* ZBIÓR DANYCH *
↓

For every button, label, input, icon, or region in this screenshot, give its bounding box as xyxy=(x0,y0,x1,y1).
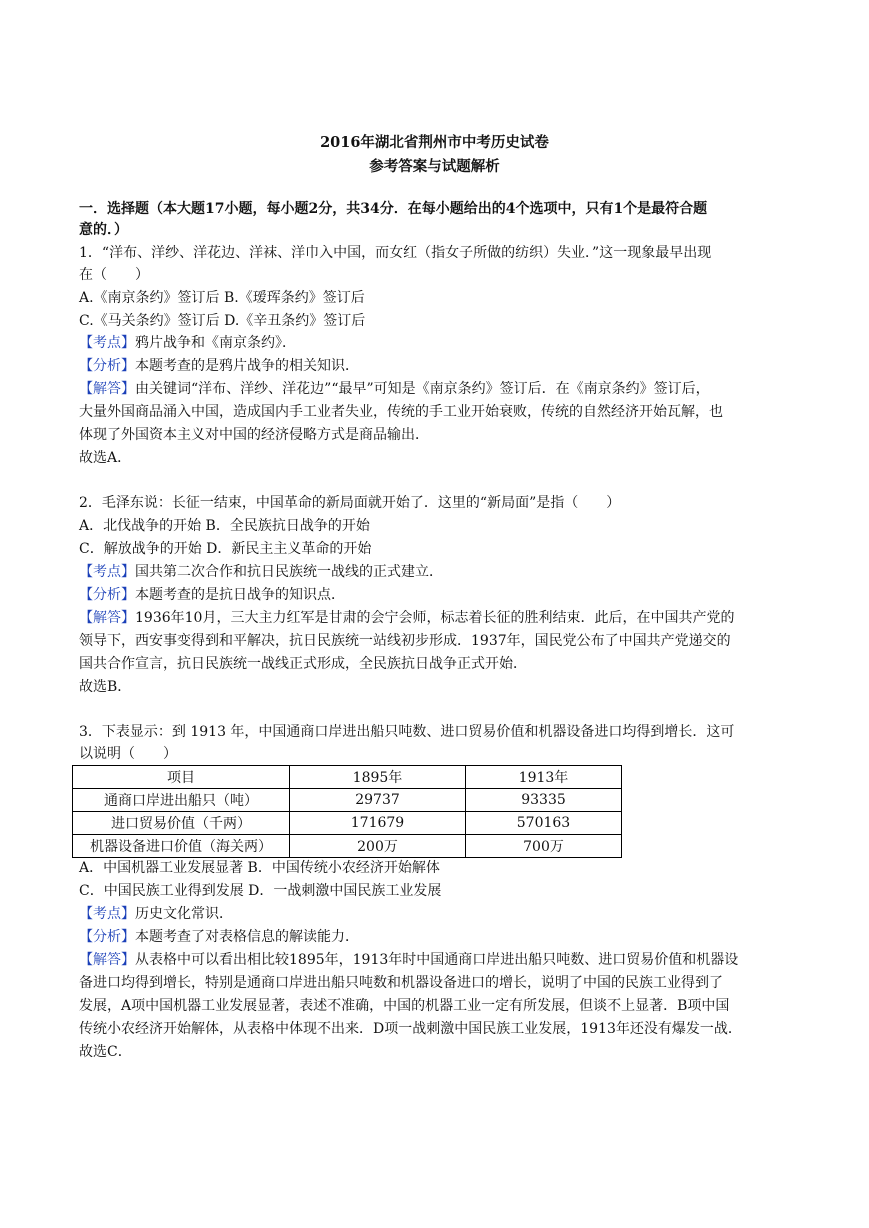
fenxi-tag: 【分析】 xyxy=(79,587,135,603)
table-cell: 29737 xyxy=(290,789,466,812)
q3-answer: 故选C． xyxy=(79,1044,132,1060)
q3-stem-cont: 以说明（ ） xyxy=(79,746,177,762)
table-cell: 700万 xyxy=(466,835,622,858)
q1-answer: 故选A． xyxy=(79,450,132,466)
q3-stem: 3．下表显示：到 1913 年，中国通商口岸进出船只吨数、进口贸易价值和机器设备进口均得到增长．这可 xyxy=(79,724,735,740)
q1-fenxi xyxy=(79,357,791,375)
kaodian-text: 鸦片战争和《南京条约》． xyxy=(135,335,296,351)
q1-options-ab: A.《南京条约》签订后 B.《瑷珲条约》签订后 xyxy=(79,290,365,306)
jieda-text: 从表格中可以看出相比较1895年，1913年时中国通商口岸进出船只吨数、进口贸易价值和机器设 xyxy=(135,952,739,968)
kaodian-tag: 【考点】 xyxy=(79,335,135,351)
q3-fenxi xyxy=(79,928,791,946)
doc-subtitle: 参考答案与试题解析 xyxy=(369,158,500,175)
jieda-tag: 【解答】 xyxy=(79,952,135,968)
table-cell: 93335 xyxy=(466,789,622,812)
q2-answer: 故选B． xyxy=(79,679,132,695)
table-cell: 进口贸易价值（千两） xyxy=(73,812,290,835)
q3-data-table xyxy=(72,765,622,858)
q1-jieda-2: 大量外国商品涌入中国，造成国内手工业者失业，传统的手工业开始衰败，传统的自然经济开始瓦解，也 xyxy=(79,404,723,420)
q2-options-cd: C．解放战争的开始 D．新民主主义革命的开始 xyxy=(79,541,372,557)
q2-options-ab: A．北伐战争的开始 B．全民族抗日战争的开始 xyxy=(79,518,370,534)
kaodian-tag: 【考点】 xyxy=(79,906,135,922)
table-cell: 通商口岸进出船只（吨） xyxy=(73,789,290,812)
table-row xyxy=(73,789,622,812)
q2-kaodian xyxy=(79,563,791,581)
fenxi-tag: 【分析】 xyxy=(79,929,135,945)
q2-jieda xyxy=(79,609,791,627)
q3-jieda xyxy=(79,951,791,969)
kaodian-tag: 【考点】 xyxy=(79,564,135,580)
table-row xyxy=(73,812,622,835)
q3-options-cd: C．中国民族工业得到发展 D．一战刺激中国民族工业发展 xyxy=(79,883,442,899)
q1-stem: 1．“洋布、洋纱、洋花边、洋袜、洋巾入中国，而女红（指女子所做的纺织）失业．”这一现象最早出现 xyxy=(79,245,712,261)
fenxi-text: 本题考查的是鸦片战争的相关知识． xyxy=(135,358,359,374)
table-row xyxy=(73,835,622,858)
q1-options-cd: C.《马关条约》签订后 D.《辛丑条约》签订后 xyxy=(79,313,366,329)
q1-jieda-3: 体现了外国资本主义对中国的经济侵略方式是商品输出． xyxy=(79,427,429,443)
kaodian-text: 国共第二次合作和抗日民族统一战线的正式建立． xyxy=(135,564,443,580)
q1-jieda xyxy=(79,380,791,398)
q3-jieda-2: 备进口均得到增长，特别是通商口岸进出船只吨数和机器设备进口的增长，说明了中国的民族工业得到了 xyxy=(79,975,723,991)
q3-jieda-3: 发展，A项中国机器工业发展显著，表述不准确，中国的机器工业一定有所发展，但谈不上显著．B项中国 xyxy=(79,998,730,1014)
table-header-cell: 项目 xyxy=(73,766,290,789)
fenxi-text: 本题考查了对表格信息的解读能力． xyxy=(135,929,359,945)
jieda-text: 由关键词“洋布、洋纱、洋花边”“最早”可知是《南京条约》签订后．在《南京条约》签订后， xyxy=(135,381,710,397)
table-cell: 机器设备进口价值（海关两） xyxy=(73,835,290,858)
q2-jieda-2: 领导下，西安事变得到和平解决，抗日民族统一站线初步形成．1937年，国民党公布了中国共产党递交的 xyxy=(79,633,731,649)
section-heading-cont: 意的．） xyxy=(79,222,128,238)
table-header-cell: 1913年 xyxy=(466,766,622,789)
fenxi-tag: 【分析】 xyxy=(79,358,135,374)
jieda-text: 1936年10月，三大主力红军是甘肃的会宁会师，标志着长征的胜利结束．此后，在中国共产党的 xyxy=(135,610,735,626)
q2-jieda-3: 国共合作宣言，抗日民族统一战线正式形成，全民族抗日战争正式开始． xyxy=(79,656,527,672)
q3-jieda-4: 传统小农经济开始解体，从表格中体现不出来．D项一战刺激中国民族工业发展，1913年还没有爆发一战． xyxy=(79,1021,742,1037)
kaodian-text: 历史文化常识． xyxy=(135,906,233,922)
q2-fenxi xyxy=(79,586,791,604)
jieda-tag: 【解答】 xyxy=(79,610,135,626)
table-cell: 171679 xyxy=(290,812,466,835)
section-heading: 一．选择题（本大题17小题，每小题2分，共34分．在每小题给出的4个选项中，只有1个是最符合题 xyxy=(79,201,708,217)
q1-stem-cont: 在（ ） xyxy=(79,267,149,283)
table-header-row xyxy=(73,766,622,789)
table-cell: 200万 xyxy=(290,835,466,858)
q3-options-ab: A．中国机器工业发展显著 B．中国传统小农经济开始解体 xyxy=(79,860,440,876)
q1-kaodian xyxy=(79,334,791,352)
doc-title: 2016年湖北省荆州市中考历史试卷 xyxy=(320,134,549,151)
table-header-cell: 1895年 xyxy=(290,766,466,789)
q2-stem: 2．毛泽东说：长征一结束，中国革命的新局面就开始了．这里的“新局面”是指（ ） xyxy=(79,495,621,511)
table-cell: 570163 xyxy=(466,812,622,835)
fenxi-text: 本题考查的是抗日战争的知识点． xyxy=(135,587,345,603)
jieda-tag: 【解答】 xyxy=(79,381,135,397)
q3-kaodian xyxy=(79,905,791,923)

↑

* CO PRZYGOTOWAĆ *
Przepisz bez żadnych zmian wiersze rekordów od tego, w którym jest "fenxi-tag: 【分析】 xyxy=(79,587,135,603)", aż do tego, w którym jest "q1-answer: 故选A． xyxy=(79,450,132,466)", razem z oboma tymi wierszami.

* GOTOWE ĆWICZENIE *
fenxi-tag: 【分析】 xyxy=(79,587,135,603)
table-cell: 29737 xyxy=(290,789,466,812)
q3-answer: 故选C． xyxy=(79,1044,132,1060)
q3-stem-cont: 以说明（ ） xyxy=(79,746,177,762)
table-cell: 700万 xyxy=(466,835,622,858)
q1-answer: 故选A． xyxy=(79,450,132,466)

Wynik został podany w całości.